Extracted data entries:
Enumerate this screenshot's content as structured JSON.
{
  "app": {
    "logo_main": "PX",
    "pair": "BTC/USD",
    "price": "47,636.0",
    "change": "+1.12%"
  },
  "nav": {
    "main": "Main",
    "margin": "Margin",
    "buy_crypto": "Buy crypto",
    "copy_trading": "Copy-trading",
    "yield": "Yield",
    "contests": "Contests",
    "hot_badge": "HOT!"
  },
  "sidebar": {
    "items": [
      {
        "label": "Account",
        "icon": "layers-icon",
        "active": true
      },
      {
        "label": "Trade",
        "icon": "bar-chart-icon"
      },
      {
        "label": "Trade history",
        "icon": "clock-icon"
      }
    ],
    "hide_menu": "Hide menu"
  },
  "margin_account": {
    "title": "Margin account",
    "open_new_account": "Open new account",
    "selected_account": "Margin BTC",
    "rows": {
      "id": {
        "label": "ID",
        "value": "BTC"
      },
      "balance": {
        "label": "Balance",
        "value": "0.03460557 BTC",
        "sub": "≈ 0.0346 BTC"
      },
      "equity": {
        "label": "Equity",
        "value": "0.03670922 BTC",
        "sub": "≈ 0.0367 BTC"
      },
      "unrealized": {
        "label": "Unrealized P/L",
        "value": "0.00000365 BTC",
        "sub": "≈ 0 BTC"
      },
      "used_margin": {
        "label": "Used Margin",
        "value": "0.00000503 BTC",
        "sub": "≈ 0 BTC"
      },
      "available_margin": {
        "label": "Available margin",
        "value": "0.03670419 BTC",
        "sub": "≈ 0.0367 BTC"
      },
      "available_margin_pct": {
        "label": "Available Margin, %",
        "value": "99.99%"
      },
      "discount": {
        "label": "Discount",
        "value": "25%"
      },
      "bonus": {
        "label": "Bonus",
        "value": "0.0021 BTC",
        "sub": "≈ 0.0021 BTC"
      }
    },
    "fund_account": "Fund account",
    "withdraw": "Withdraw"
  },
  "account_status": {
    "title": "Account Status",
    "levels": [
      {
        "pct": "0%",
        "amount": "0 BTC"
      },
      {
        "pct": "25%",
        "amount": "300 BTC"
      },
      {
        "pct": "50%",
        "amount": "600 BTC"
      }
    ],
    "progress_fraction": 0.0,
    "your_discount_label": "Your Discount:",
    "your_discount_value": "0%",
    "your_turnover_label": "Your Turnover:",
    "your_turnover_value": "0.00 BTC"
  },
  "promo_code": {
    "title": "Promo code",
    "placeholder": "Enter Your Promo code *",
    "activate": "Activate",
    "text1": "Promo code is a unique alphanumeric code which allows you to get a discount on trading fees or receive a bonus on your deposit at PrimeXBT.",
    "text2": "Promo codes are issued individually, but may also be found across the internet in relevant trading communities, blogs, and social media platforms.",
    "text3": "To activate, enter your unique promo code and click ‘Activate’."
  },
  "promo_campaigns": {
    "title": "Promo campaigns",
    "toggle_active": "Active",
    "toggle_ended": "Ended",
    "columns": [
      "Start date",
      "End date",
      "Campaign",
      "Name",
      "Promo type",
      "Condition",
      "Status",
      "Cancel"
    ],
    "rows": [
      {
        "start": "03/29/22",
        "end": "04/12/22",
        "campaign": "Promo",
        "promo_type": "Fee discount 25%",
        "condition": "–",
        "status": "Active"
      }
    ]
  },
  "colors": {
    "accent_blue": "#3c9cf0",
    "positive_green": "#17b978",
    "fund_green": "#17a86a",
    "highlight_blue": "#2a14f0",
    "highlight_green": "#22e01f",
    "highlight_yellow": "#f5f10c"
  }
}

WHAT IS BEING ASKED: Repeat every line of the records above exactly.

TASK ANSWER:
Enumerate this screenshot's content as structured JSON.
{
  "app": {
    "logo_main": "PX",
    "pair": "BTC/USD",
    "price": "47,636.0",
    "change": "+1.12%"
  },
  "nav": {
    "main": "Main",
    "margin": "Margin",
    "buy_crypto": "Buy crypto",
    "copy_trading": "Copy-trading",
    "yield": "Yield",
    "contests": "Contests",
    "hot_badge": "HOT!"
  },
  "sidebar": {
    "items": [
      {
        "label": "Account",
        "icon": "layers-icon",
        "active": true
      },
      {
        "label": "Trade",
        "icon": "bar-chart-icon"
      },
      {
        "label": "Trade history",
        "icon": "clock-icon"
      }
    ],
    "hide_menu": "Hide menu"
  },
  "margin_account": {
    "title": "Margin account",
    "open_new_account": "Open new account",
    "selected_account": "Margin BTC",
    "rows": {
      "id": {
        "label": "ID",
        "value": "BTC"
      },
      "balance": {
        "label": "Balance",
        "value": "0.03460557 BTC",
        "sub": "≈ 0.0346 BTC"
      },
      "equity": {
        "label": "Equity",
        "value": "0.03670922 BTC",
        "sub": "≈ 0.0367 BTC"
      },
      "unrealized": {
        "label": "Unrealized P/L",
        "value": "0.00000365 BTC",
        "sub": "≈ 0 BTC"
      },
      "used_margin": {
        "label": "Used Margin",
        "value": "0.00000503 BTC",
        "sub": "≈ 0 BTC"
      },
      "available_margin": {
        "label": "Available margin",
        "value": "0.03670419 BTC",
        "sub": "≈ 0.0367 BTC"
      },
      "available_margin_pct": {
        "label": "Available Margin, %",
        "value": "99.99%"
      },
      "discount": {
        "label": "Discount",
        "value": "25%"
      },
      "bonus": {
        "label": "Bonus",
        "value": "0.0021 BTC",
        "sub": "≈ 0.0021 BTC"
      }
    },
    "fund_account": "Fund account",
    "withdraw": "Withdraw"
  },
  "account_status": {
    "title": "Account Status",
    "levels": [
      {
        "pct": "0%",
        "amount": "0 BTC"
      },
      {
        "pct": "25%",
        "amount": "300 BTC"
      },
      {
        "pct": "50%",
        "amount": "600 BTC"
      }
    ],
    "progress_fraction": 0.0,
    "your_discount_label": "Your Discount:",
    "your_discount_value": "0%",
    "your_turnover_label": "Your Turnover:",
    "your_turnover_value": "0.00 BTC"
  },
  "promo_code": {
    "title": "Promo code",
    "placeholder": "Enter Your Promo code *",
    "activate": "Activate",
    "text1": "Promo code is a unique alphanumeric code which allows you to get a discount on trading fees or receive a bonus on your deposit at PrimeXBT.",
    "text2": "Promo codes are issued individually, but may also be found across the internet in relevant trading communities, blogs, and social media platforms.",
    "text3": "To activate, enter your unique promo code and click ‘Activate’."
  },
  "promo_campaigns": {
    "title": "Promo campaigns",
    "toggle_active": "Active",
    "toggle_ended": "Ended",
    "columns": [
      "Start date",
      "End date",
      "Campaign",
      "Name",
      "Promo type",
      "Condition",
      "Status",
      "Cancel"
    ],
    "rows": [
      {
        "start": "03/29/22",
        "end": "04/12/22",
        "campaign": "Promo",
        "promo_type": "Fee discount 25%",
        "condition": "–",
        "status": "Active"
      }
    ]
  },
  "colors": {
    "accent_blue": "#3c9cf0",
    "positive_green": "#17b978",
    "fund_green": "#17a86a",
    "highlight_blue": "#2a14f0",
    "highlight_green": "#22e01f",
    "highlight_yellow": "#f5f10c"
  }
}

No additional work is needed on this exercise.